--- begin SUPPLIED MATERIAL ---
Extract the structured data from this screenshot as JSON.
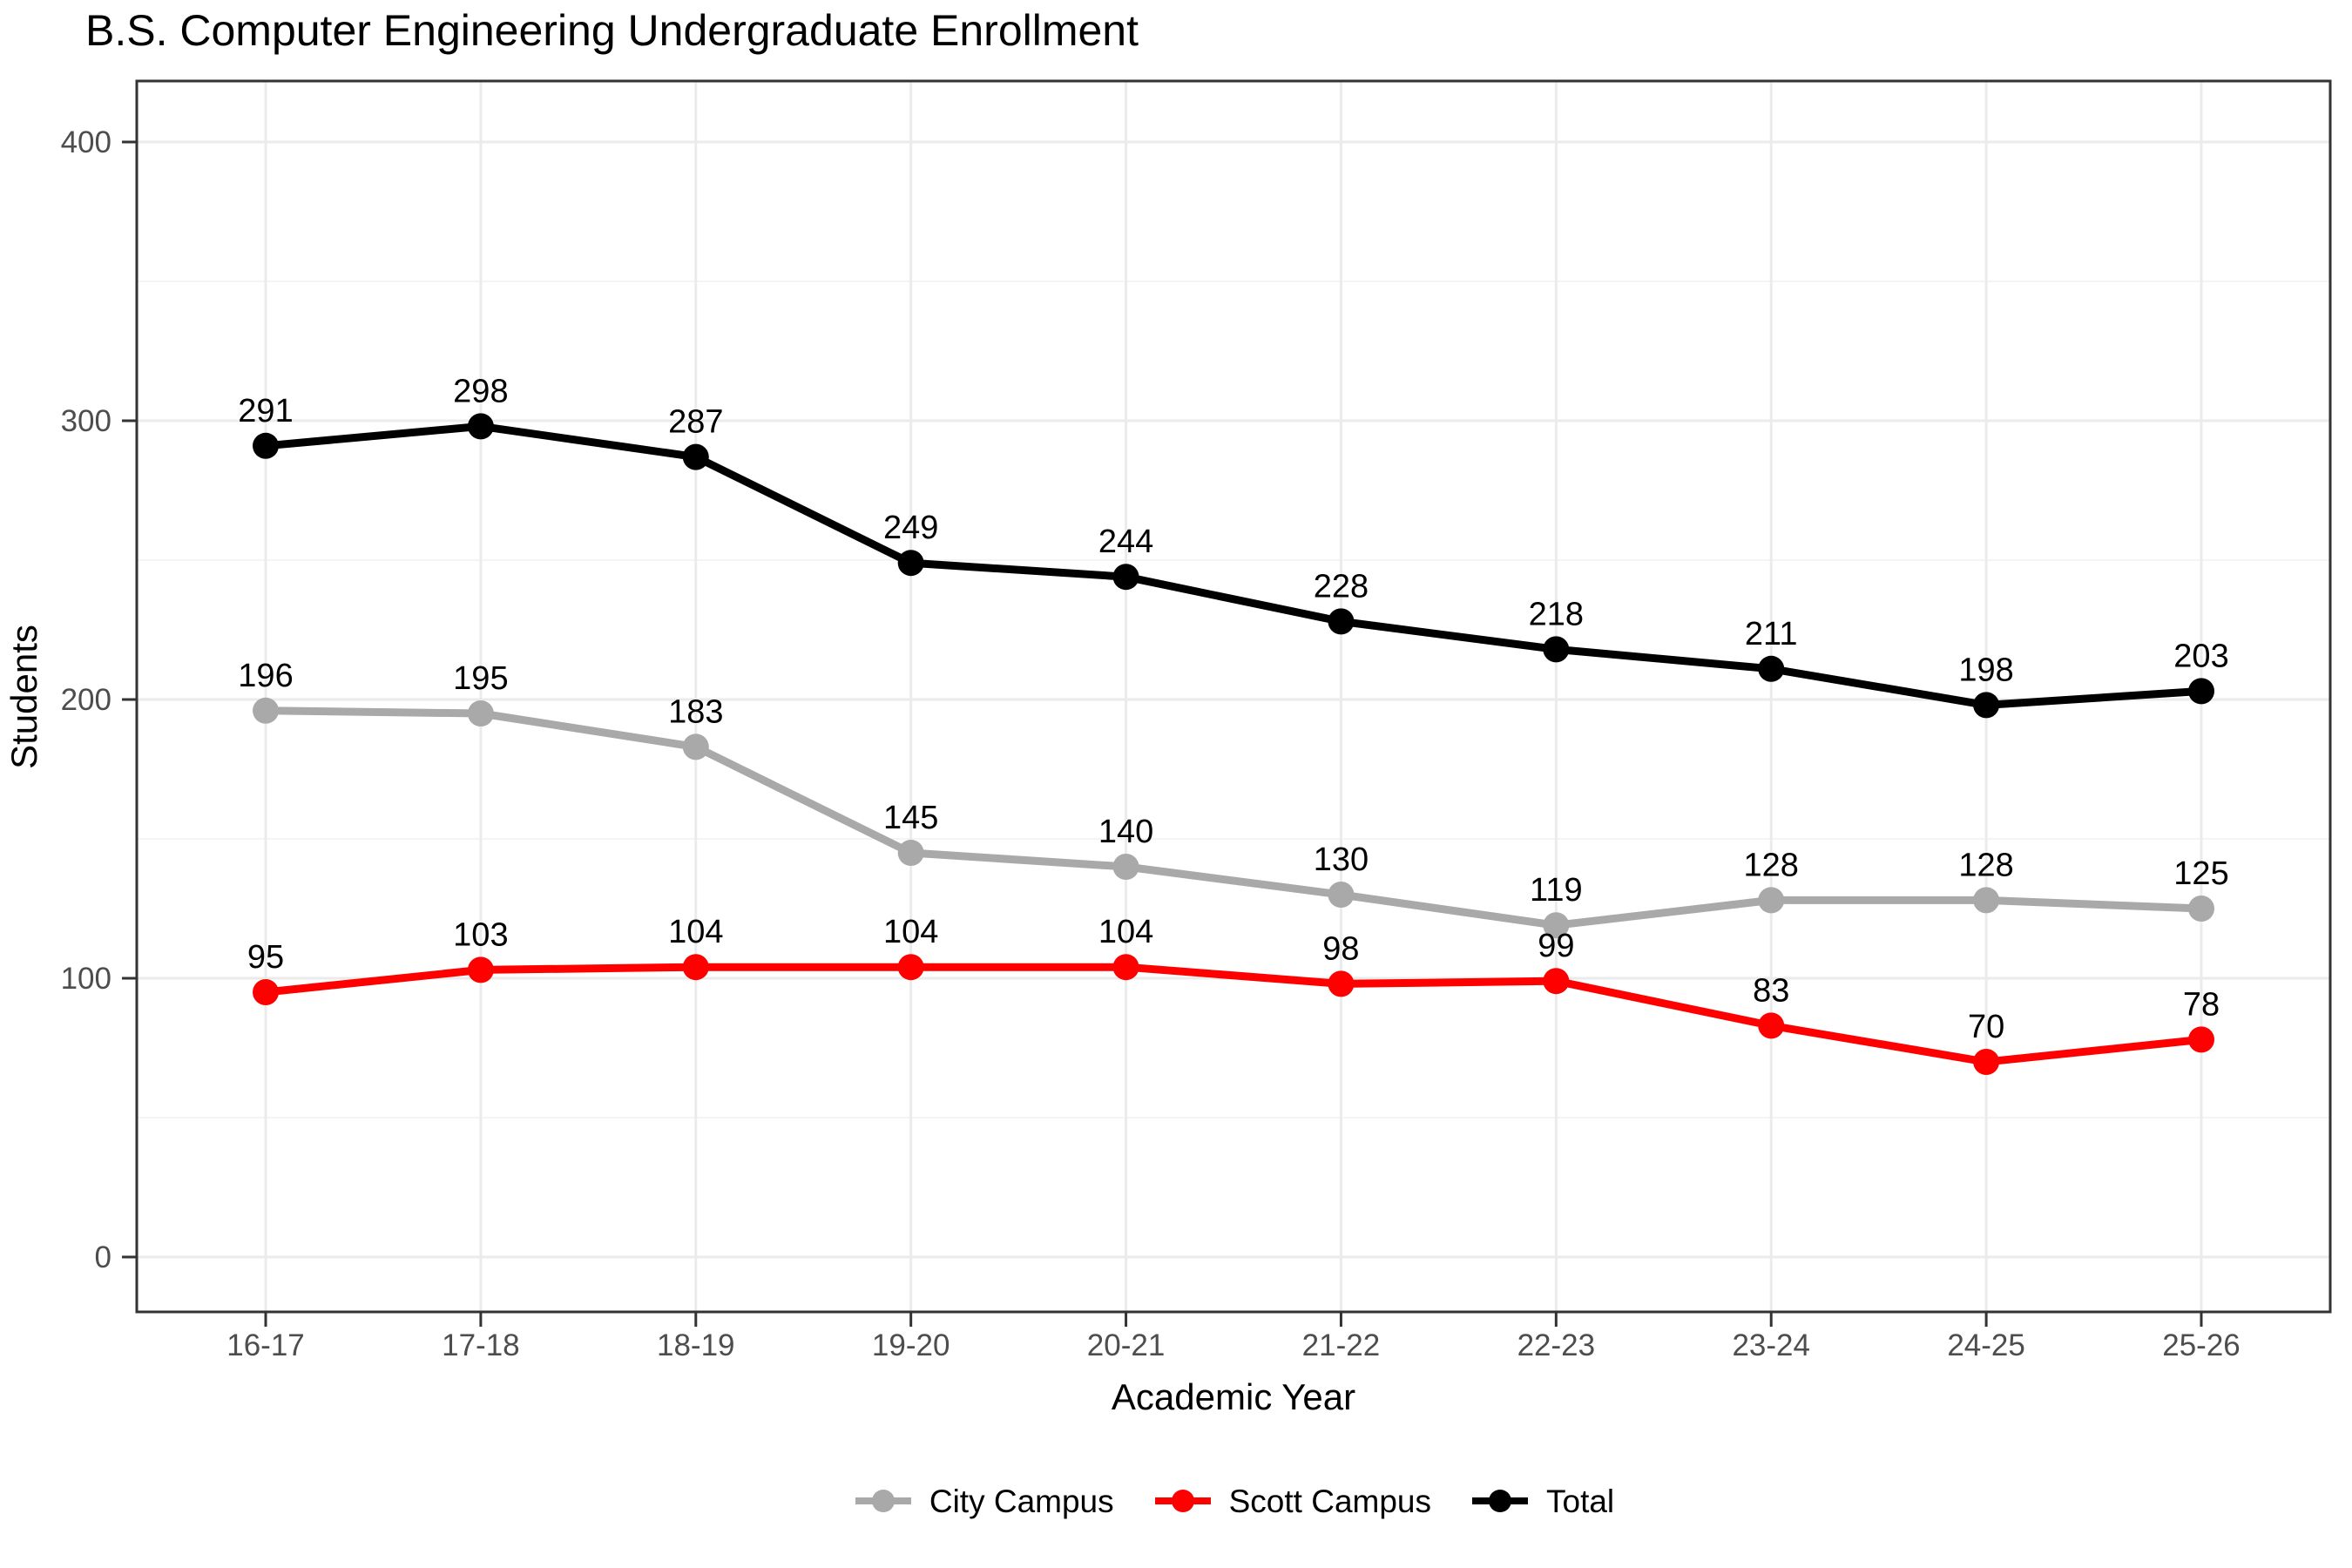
{
  "chart_data": {
    "type": "line",
    "title": "B.S. Computer Engineering Undergraduate Enrollment",
    "xlabel": "Academic Year",
    "ylabel": "Students",
    "categories": [
      "16-17",
      "17-18",
      "18-19",
      "19-20",
      "20-21",
      "21-22",
      "22-23",
      "23-24",
      "24-25",
      "25-26"
    ],
    "series": [
      {
        "name": "City Campus",
        "color": "#a9a9a9",
        "values": [
          196,
          195,
          183,
          145,
          140,
          130,
          119,
          128,
          128,
          125
        ]
      },
      {
        "name": "Scott Campus",
        "color": "#ff0000",
        "values": [
          95,
          103,
          104,
          104,
          104,
          98,
          99,
          83,
          70,
          78
        ]
      },
      {
        "name": "Total",
        "color": "#000000",
        "values": [
          291,
          298,
          287,
          249,
          244,
          228,
          218,
          211,
          198,
          203
        ]
      }
    ],
    "ylim": [
      0,
      400
    ],
    "yticks": [
      0,
      100,
      200,
      300,
      400
    ],
    "yticks_minor": [
      50,
      150,
      250,
      350
    ],
    "grid": true,
    "data_labels": true,
    "legend_position": "bottom",
    "colors": {
      "grid_major": "#ebebeb",
      "grid_minor": "#f4f4f4",
      "panel_border": "#333333",
      "tick_mark": "#333333",
      "tick_text": "#4d4d4d",
      "background": "#ffffff"
    }
  }
}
--- end SUPPLIED MATERIAL ---
**WRITTEN EXERCISE:** The entries above should be reproduced exactly, without their pictures.

**RESULT OF THE TASK:**
Extract the structured data from this screenshot as JSON.
{
  "chart_data": {
    "type": "line",
    "title": "B.S. Computer Engineering Undergraduate Enrollment",
    "xlabel": "Academic Year",
    "ylabel": "Students",
    "categories": [
      "16-17",
      "17-18",
      "18-19",
      "19-20",
      "20-21",
      "21-22",
      "22-23",
      "23-24",
      "24-25",
      "25-26"
    ],
    "series": [
      {
        "name": "City Campus",
        "color": "#a9a9a9",
        "values": [
          196,
          195,
          183,
          145,
          140,
          130,
          119,
          128,
          128,
          125
        ]
      },
      {
        "name": "Scott Campus",
        "color": "#ff0000",
        "values": [
          95,
          103,
          104,
          104,
          104,
          98,
          99,
          83,
          70,
          78
        ]
      },
      {
        "name": "Total",
        "color": "#000000",
        "values": [
          291,
          298,
          287,
          249,
          244,
          228,
          218,
          211,
          198,
          203
        ]
      }
    ],
    "ylim": [
      0,
      400
    ],
    "yticks": [
      0,
      100,
      200,
      300,
      400
    ],
    "yticks_minor": [
      50,
      150,
      250,
      350
    ],
    "grid": true,
    "data_labels": true,
    "legend_position": "bottom",
    "colors": {
      "grid_major": "#ebebeb",
      "grid_minor": "#f4f4f4",
      "panel_border": "#333333",
      "tick_mark": "#333333",
      "tick_text": "#4d4d4d",
      "background": "#ffffff"
    }
  }
}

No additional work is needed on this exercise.